DIRECTIVE: Determine the number of lines in the listing below where the string "JONES" occurs; answer with the number alone.

--- begin DATA LINES ---

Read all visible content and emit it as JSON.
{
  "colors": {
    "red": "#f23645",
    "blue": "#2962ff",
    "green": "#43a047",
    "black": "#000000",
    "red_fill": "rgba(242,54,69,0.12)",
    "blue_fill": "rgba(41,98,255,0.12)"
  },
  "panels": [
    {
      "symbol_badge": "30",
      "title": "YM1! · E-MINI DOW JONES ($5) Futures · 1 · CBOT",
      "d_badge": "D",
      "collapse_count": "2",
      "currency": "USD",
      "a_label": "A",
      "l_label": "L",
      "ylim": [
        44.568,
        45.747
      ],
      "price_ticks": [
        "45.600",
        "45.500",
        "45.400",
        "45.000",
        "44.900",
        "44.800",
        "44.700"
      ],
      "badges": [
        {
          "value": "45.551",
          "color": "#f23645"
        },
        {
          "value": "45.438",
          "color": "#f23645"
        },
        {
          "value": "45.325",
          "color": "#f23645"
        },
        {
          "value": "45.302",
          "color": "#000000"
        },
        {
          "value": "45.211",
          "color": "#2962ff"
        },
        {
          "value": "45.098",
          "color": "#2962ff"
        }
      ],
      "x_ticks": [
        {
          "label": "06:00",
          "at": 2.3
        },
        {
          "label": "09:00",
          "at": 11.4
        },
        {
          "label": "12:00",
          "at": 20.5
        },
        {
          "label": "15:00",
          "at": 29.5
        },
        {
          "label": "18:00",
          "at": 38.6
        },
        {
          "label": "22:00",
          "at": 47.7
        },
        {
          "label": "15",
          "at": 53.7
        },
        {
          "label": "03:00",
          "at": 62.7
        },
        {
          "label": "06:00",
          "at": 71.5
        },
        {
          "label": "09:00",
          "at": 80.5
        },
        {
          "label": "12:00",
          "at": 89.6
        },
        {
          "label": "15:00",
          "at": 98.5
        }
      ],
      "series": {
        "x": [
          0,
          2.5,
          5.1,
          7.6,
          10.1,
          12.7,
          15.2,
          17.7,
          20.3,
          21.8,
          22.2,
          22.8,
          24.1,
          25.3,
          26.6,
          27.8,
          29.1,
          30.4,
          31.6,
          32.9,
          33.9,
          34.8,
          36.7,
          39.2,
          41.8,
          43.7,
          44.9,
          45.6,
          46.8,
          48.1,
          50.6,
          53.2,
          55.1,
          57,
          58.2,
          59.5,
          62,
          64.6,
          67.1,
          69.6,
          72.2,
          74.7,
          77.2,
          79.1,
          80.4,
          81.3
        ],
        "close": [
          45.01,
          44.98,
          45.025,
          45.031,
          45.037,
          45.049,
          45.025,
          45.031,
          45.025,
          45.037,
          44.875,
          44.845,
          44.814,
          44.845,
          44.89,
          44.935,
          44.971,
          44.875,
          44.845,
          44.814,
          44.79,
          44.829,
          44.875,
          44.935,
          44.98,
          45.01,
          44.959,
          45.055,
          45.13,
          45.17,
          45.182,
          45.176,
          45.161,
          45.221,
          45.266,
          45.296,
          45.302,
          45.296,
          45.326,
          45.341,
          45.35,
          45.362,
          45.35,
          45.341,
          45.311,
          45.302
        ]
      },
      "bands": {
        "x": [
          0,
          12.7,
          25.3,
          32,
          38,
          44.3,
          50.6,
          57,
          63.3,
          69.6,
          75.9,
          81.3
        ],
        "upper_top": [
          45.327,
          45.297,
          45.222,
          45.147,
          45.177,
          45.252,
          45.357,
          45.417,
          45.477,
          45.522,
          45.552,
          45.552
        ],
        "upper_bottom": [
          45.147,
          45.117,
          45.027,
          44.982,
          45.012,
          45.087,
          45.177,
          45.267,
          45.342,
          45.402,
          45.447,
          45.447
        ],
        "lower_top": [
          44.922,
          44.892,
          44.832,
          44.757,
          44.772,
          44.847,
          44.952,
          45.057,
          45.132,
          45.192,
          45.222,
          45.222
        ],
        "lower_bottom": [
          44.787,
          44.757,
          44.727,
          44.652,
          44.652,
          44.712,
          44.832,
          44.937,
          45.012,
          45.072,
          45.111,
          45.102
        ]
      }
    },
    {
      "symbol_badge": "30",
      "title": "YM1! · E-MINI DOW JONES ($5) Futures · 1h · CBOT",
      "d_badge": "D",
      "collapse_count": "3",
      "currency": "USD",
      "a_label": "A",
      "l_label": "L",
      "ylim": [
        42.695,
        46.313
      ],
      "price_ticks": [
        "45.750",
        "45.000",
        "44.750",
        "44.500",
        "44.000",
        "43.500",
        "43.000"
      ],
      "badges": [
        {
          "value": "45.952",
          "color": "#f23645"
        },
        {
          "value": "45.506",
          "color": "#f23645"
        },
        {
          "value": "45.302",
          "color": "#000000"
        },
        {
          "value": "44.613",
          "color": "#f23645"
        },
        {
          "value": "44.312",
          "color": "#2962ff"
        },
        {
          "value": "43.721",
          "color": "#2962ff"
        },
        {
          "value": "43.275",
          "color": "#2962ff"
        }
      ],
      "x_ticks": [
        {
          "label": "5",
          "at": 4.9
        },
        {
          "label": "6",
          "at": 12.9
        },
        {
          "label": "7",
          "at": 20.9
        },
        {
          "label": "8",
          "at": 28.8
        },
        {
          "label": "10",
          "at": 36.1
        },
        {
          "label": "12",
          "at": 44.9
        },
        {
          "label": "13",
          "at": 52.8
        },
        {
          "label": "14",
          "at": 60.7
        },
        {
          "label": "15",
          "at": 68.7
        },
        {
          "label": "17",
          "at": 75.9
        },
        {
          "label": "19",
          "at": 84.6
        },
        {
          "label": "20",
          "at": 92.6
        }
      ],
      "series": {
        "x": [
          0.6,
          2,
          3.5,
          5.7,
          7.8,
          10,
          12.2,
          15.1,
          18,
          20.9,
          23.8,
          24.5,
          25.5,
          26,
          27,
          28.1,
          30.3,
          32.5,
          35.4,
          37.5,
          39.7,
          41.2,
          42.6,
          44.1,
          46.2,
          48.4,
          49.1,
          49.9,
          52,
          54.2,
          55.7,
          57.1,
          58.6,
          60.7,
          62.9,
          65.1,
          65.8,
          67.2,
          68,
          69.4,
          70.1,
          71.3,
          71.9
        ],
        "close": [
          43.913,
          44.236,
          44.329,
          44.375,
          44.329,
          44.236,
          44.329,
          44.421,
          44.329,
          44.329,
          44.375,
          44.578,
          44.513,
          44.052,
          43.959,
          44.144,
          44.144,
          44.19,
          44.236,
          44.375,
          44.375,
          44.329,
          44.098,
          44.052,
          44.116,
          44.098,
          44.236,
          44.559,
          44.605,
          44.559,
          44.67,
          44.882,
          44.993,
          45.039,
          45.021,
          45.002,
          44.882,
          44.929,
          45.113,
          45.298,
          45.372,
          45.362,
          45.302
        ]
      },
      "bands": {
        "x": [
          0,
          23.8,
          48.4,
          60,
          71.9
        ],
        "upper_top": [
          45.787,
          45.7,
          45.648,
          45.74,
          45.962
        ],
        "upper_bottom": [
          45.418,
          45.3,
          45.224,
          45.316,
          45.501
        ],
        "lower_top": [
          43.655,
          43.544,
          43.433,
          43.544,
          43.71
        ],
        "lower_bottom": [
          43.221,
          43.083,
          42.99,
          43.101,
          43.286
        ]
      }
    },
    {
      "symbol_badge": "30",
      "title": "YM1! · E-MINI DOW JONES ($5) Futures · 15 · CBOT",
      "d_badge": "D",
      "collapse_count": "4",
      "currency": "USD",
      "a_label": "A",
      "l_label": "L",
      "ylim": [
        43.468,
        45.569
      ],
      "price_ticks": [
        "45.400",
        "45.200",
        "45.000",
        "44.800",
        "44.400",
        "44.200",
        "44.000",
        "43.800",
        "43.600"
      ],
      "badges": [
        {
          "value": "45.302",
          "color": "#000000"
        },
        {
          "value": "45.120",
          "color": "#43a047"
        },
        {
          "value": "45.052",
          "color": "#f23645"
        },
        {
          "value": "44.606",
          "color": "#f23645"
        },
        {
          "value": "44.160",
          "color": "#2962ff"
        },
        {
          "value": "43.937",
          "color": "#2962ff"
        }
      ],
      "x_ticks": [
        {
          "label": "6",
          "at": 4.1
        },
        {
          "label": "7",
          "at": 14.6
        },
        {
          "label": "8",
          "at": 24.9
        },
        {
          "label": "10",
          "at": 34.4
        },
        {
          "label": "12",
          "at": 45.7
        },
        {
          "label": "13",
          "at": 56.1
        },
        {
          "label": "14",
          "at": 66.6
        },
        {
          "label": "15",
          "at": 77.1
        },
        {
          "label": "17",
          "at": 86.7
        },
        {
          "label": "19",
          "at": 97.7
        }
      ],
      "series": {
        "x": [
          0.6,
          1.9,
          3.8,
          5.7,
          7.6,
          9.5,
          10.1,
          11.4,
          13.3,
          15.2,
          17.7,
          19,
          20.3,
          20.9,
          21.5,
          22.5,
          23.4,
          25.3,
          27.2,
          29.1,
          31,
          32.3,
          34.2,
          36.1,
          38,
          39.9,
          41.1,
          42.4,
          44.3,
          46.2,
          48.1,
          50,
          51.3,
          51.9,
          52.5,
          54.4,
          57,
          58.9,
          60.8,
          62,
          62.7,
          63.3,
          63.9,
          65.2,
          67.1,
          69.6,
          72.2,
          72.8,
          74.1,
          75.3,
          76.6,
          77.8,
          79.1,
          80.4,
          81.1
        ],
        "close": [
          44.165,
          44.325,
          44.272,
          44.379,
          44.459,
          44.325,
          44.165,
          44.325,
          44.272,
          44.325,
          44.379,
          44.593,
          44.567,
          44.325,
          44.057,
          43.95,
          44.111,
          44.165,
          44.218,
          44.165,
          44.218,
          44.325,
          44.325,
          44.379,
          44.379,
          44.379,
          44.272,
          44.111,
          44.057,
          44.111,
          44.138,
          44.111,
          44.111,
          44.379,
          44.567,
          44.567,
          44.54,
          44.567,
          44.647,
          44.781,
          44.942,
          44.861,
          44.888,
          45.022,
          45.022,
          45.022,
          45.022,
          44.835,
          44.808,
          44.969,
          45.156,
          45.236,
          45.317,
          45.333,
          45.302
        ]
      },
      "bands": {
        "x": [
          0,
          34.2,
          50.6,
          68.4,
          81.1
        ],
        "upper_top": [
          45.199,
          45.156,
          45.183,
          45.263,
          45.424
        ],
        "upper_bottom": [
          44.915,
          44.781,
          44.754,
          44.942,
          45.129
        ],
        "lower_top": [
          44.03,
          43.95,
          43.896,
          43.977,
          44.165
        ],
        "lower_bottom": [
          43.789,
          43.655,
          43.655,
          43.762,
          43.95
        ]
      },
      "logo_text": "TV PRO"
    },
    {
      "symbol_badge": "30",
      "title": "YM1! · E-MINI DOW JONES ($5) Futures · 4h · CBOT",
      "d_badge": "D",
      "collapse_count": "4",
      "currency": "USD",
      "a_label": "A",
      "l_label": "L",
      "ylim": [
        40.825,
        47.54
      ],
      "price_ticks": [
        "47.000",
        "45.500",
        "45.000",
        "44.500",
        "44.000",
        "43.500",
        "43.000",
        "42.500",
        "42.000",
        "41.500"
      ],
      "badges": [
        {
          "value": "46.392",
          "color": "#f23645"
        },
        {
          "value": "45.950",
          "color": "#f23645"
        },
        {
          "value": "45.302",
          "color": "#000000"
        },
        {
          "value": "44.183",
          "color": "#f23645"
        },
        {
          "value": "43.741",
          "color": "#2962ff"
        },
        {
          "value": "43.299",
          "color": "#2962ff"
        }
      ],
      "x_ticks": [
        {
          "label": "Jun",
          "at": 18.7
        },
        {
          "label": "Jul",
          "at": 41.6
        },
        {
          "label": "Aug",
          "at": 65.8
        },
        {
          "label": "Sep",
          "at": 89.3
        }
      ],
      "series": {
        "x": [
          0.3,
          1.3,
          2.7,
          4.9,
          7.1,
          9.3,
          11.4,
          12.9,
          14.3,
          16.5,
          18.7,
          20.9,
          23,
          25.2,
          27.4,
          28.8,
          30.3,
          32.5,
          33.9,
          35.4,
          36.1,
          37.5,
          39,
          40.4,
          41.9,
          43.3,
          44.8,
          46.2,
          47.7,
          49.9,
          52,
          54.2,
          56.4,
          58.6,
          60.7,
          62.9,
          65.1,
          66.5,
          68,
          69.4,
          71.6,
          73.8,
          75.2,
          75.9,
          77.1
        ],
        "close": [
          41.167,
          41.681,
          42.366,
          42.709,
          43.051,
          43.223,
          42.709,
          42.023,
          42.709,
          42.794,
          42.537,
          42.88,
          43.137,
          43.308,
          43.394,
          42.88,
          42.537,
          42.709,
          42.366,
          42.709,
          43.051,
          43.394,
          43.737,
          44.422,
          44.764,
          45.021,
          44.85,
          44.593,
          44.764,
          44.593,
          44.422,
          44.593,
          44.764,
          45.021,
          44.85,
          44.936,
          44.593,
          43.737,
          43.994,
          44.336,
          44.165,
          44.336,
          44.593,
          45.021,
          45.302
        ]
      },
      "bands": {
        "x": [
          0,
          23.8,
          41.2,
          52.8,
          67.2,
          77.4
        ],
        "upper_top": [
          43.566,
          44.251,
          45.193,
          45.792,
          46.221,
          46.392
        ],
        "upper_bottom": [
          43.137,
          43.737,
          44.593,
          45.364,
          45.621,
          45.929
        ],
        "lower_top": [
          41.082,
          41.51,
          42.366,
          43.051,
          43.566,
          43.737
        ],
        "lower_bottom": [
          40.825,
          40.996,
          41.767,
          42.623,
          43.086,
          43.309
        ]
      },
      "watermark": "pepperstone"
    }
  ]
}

--- end DATA LINES ---

WORKED ANSWER: 4